Why Seoul Is Seething

Koreans want the mismanaged chaebol to share the economic pain

They looked so out of place, with their conservative suits and smart haircuts. But there they were, masses of Seoul's bank clerks and middle managers, braving freezing temperatures to march alongside hardened factory hands and voice their outrage at a new labor law. The squadrons of riot police, packed in serried ranks behind menacing shields, made no exceptions for these white-collars. They lobbed the same tear gas at clerks and managers that they used against the workers who have been marching by the hundreds of thousands in Seoul since late December.

Ritual clashes between police and workers are nothing new in Korea. But the participation of middle-class protesters clearly shows something new is afoot. There's a new anger to the protests, anger at a just passed law that makes layoffs possible, a law many Koreans see as a sign of a return to the bad old authoritarian days. But besides anger, there's fear. The protesters sense that Korea's economy and society are changing so rapidly that many cherished parts of life--including lifetime employment and steadily rising wages--will die out. The result is a wave of strikes at dozens of plants that have cost the economy billions in lost production.

The profound crisis highlights the strategic missteps of Seoul's policymakers and the giant corporations known as the chaebol. South Korea became one of Asia's dragons through a heavily regulated, export-driven model that insulated the chaebol from serious competition in their home market. Workers had few rights, but they got lifetime jobs and good raises.

MIRACLE TO MALAISE. Now that mercantilist model is turning the Korean Miracle into the Korean Malaise. Costs are threatening the competitiveness of the chaebol--which are borrowing massively to conquer overseas markets. Yet margins are low in businesses as diverse as autos and semiconductors. And Korea's Asian competitors are muscling into the same turf. The chaebol can no longer afford the price of social peace--high wages at home.

The government's latest effort was a badly fumbled attempt to provide relief to Korean business by driving down labor costs. The law was rammed through parliament by President Kim Young Sam's party on Dec. 26, without opposition members present. The legislation makes it easier to fire employees and hire part-time workers, yet it keeps new unions illegal until 2000.

--- Spatial layout entries ---
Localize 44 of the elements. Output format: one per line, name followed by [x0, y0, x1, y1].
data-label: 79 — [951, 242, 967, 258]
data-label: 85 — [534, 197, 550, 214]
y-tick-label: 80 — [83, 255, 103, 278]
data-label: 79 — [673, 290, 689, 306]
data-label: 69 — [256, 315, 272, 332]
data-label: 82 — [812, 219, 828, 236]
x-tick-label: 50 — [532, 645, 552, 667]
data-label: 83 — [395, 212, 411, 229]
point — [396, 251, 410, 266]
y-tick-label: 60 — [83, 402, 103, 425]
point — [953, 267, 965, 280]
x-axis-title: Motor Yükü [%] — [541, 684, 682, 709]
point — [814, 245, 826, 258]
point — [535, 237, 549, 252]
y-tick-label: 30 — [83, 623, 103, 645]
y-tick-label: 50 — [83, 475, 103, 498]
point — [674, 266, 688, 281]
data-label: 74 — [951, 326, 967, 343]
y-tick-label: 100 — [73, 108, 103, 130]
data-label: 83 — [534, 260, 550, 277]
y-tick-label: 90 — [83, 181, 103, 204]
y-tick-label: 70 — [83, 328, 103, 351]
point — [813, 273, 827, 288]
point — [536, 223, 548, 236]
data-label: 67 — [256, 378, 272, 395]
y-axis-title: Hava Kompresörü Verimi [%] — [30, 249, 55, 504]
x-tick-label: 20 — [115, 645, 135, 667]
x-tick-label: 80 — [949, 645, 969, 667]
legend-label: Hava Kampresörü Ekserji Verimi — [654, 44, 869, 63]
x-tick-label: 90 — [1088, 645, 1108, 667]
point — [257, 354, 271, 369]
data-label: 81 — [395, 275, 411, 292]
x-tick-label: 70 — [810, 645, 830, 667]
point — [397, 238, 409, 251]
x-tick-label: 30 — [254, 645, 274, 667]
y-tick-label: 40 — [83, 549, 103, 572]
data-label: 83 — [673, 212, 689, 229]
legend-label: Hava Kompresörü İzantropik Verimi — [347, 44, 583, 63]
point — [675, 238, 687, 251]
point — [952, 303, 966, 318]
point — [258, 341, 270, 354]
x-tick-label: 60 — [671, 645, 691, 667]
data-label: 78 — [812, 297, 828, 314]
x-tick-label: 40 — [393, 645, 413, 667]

--- Set problem ---
Translate into Spanish this sentence from the article on Seoul's labor protests: "Ritual clashes between police and workers are nothing new in Korea."

--- Solution to the problem ---
Los enfrentamientos rituales entre la policía y los trabajadores no son nada nuevo en Corea.